The complete listing should be restated exactly.

[Figure dataset records]
::::::::::

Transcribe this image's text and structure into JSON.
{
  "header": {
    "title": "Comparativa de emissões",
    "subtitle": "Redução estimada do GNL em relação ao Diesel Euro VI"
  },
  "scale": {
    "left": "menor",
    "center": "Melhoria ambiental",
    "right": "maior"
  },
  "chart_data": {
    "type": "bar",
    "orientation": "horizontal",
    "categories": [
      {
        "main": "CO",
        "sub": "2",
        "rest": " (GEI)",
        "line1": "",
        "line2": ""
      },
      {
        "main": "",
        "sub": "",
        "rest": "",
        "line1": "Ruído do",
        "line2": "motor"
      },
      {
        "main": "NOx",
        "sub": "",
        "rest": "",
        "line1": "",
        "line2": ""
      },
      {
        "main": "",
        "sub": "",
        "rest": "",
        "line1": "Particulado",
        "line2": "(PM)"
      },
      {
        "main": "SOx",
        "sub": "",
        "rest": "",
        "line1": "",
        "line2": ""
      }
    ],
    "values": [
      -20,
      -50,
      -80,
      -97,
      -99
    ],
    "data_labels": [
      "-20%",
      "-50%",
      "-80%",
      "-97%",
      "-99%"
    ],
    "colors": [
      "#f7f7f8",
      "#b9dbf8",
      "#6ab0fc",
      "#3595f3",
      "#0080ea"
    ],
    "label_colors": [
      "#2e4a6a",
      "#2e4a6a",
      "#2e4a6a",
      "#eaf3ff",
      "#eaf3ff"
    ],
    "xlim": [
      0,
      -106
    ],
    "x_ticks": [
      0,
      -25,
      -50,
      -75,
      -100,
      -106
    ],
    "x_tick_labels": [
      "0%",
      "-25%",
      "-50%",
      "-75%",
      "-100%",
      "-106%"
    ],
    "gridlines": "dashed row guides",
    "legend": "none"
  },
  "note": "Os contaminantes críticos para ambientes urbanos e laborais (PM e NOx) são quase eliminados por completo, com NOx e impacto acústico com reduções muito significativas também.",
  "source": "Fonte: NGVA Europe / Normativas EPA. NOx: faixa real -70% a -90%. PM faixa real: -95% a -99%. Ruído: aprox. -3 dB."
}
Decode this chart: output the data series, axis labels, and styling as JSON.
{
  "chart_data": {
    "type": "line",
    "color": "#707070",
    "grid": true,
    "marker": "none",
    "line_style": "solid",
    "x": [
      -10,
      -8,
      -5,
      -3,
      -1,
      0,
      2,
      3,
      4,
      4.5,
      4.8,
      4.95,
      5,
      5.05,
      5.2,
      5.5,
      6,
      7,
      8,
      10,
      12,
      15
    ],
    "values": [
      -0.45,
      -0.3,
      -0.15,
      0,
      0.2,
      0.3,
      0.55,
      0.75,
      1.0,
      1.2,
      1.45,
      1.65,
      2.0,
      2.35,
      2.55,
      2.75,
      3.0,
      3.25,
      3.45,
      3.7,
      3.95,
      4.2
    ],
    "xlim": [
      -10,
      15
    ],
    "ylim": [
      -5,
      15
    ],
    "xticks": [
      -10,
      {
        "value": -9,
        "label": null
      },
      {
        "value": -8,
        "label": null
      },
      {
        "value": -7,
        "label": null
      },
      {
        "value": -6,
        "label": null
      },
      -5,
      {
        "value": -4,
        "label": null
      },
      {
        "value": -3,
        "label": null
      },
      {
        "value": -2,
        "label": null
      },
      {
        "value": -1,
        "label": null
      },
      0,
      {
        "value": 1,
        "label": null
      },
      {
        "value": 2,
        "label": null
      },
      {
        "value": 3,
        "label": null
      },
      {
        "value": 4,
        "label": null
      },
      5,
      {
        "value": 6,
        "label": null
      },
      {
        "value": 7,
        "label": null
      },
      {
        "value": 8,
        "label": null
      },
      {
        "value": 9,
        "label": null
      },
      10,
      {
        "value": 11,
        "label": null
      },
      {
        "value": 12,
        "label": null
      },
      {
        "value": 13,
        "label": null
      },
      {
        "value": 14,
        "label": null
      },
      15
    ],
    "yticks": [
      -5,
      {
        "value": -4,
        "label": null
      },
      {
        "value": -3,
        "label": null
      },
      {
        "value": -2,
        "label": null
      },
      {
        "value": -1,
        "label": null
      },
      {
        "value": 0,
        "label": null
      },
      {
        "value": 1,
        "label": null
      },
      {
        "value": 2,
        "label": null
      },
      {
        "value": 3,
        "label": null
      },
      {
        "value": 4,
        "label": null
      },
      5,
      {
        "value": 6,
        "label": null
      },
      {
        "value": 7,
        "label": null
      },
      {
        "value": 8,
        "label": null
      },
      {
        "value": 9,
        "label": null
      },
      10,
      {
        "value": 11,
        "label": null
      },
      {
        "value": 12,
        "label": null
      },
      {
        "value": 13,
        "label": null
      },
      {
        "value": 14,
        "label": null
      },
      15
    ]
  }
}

::::::::::

_Answer to this problem_
Transcribe this image's text and structure into JSON.
{
  "header": {
    "title": "Comparativa de emissões",
    "subtitle": "Redução estimada do GNL em relação ao Diesel Euro VI"
  },
  "scale": {
    "left": "menor",
    "center": "Melhoria ambiental",
    "right": "maior"
  },
  "chart_data": {
    "type": "bar",
    "orientation": "horizontal",
    "categories": [
      {
        "main": "CO",
        "sub": "2",
        "rest": " (GEI)",
        "line1": "",
        "line2": ""
      },
      {
        "main": "",
        "sub": "",
        "rest": "",
        "line1": "Ruído do",
        "line2": "motor"
      },
      {
        "main": "NOx",
        "sub": "",
        "rest": "",
        "line1": "",
        "line2": ""
      },
      {
        "main": "",
        "sub": "",
        "rest": "",
        "line1": "Particulado",
        "line2": "(PM)"
      },
      {
        "main": "SOx",
        "sub": "",
        "rest": "",
        "line1": "",
        "line2": ""
      }
    ],
    "values": [
      -20,
      -50,
      -80,
      -97,
      -99
    ],
    "data_labels": [
      "-20%",
      "-50%",
      "-80%",
      "-97%",
      "-99%"
    ],
    "colors": [
      "#f7f7f8",
      "#b9dbf8",
      "#6ab0fc",
      "#3595f3",
      "#0080ea"
    ],
    "label_colors": [
      "#2e4a6a",
      "#2e4a6a",
      "#2e4a6a",
      "#eaf3ff",
      "#eaf3ff"
    ],
    "xlim": [
      0,
      -106
    ],
    "x_ticks": [
      0,
      -25,
      -50,
      -75,
      -100,
      -106
    ],
    "x_tick_labels": [
      "0%",
      "-25%",
      "-50%",
      "-75%",
      "-100%",
      "-106%"
    ],
    "gridlines": "dashed row guides",
    "legend": "none"
  },
  "note": "Os contaminantes críticos para ambientes urbanos e laborais (PM e NOx) são quase eliminados por completo, com NOx e impacto acústico com reduções muito significativas também.",
  "source": "Fonte: NGVA Europe / Normativas EPA. NOx: faixa real -70% a -90%. PM faixa real: -95% a -99%. Ruído: aprox. -3 dB."
}
Decode this chart: output the data series, axis labels, and styling as JSON.
{
  "chart_data": {
    "type": "line",
    "color": "#707070",
    "grid": true,
    "marker": "none",
    "line_style": "solid",
    "x": [
      -10,
      -8,
      -5,
      -3,
      -1,
      0,
      2,
      3,
      4,
      4.5,
      4.8,
      4.95,
      5,
      5.05,
      5.2,
      5.5,
      6,
      7,
      8,
      10,
      12,
      15
    ],
    "values": [
      -0.45,
      -0.3,
      -0.15,
      0,
      0.2,
      0.3,
      0.55,
      0.75,
      1.0,
      1.2,
      1.45,
      1.65,
      2.0,
      2.35,
      2.55,
      2.75,
      3.0,
      3.25,
      3.45,
      3.7,
      3.95,
      4.2
    ],
    "xlim": [
      -10,
      15
    ],
    "ylim": [
      -5,
      15
    ],
    "xticks": [
      -10,
      {
        "value": -9,
        "label": null
      },
      {
        "value": -8,
        "label": null
      },
      {
        "value": -7,
        "label": null
      },
      {
        "value": -6,
        "label": null
      },
      -5,
      {
        "value": -4,
        "label": null
      },
      {
        "value": -3,
        "label": null
      },
      {
        "value": -2,
        "label": null
      },
      {
        "value": -1,
        "label": null
      },
      0,
      {
        "value": 1,
        "label": null
      },
      {
        "value": 2,
        "label": null
      },
      {
        "value": 3,
        "label": null
      },
      {
        "value": 4,
        "label": null
      },
      5,
      {
        "value": 6,
        "label": null
      },
      {
        "value": 7,
        "label": null
      },
      {
        "value": 8,
        "label": null
      },
      {
        "value": 9,
        "label": null
      },
      10,
      {
        "value": 11,
        "label": null
      },
      {
        "value": 12,
        "label": null
      },
      {
        "value": 13,
        "label": null
      },
      {
        "value": 14,
        "label": null
      },
      15
    ],
    "yticks": [
      -5,
      {
        "value": -4,
        "label": null
      },
      {
        "value": -3,
        "label": null
      },
      {
        "value": -2,
        "label": null
      },
      {
        "value": -1,
        "label": null
      },
      {
        "value": 0,
        "label": null
      },
      {
        "value": 1,
        "label": null
      },
      {
        "value": 2,
        "label": null
      },
      {
        "value": 3,
        "label": null
      },
      {
        "value": 4,
        "label": null
      },
      5,
      {
        "value": 6,
        "label": null
      },
      {
        "value": 7,
        "label": null
      },
      {
        "value": 8,
        "label": null
      },
      {
        "value": 9,
        "label": null
      },
      10,
      {
        "value": 11,
        "label": null
      },
      {
        "value": 12,
        "label": null
      },
      {
        "value": 13,
        "label": null
      },
      {
        "value": 14,
        "label": null
      },
      15
    ]
  }
}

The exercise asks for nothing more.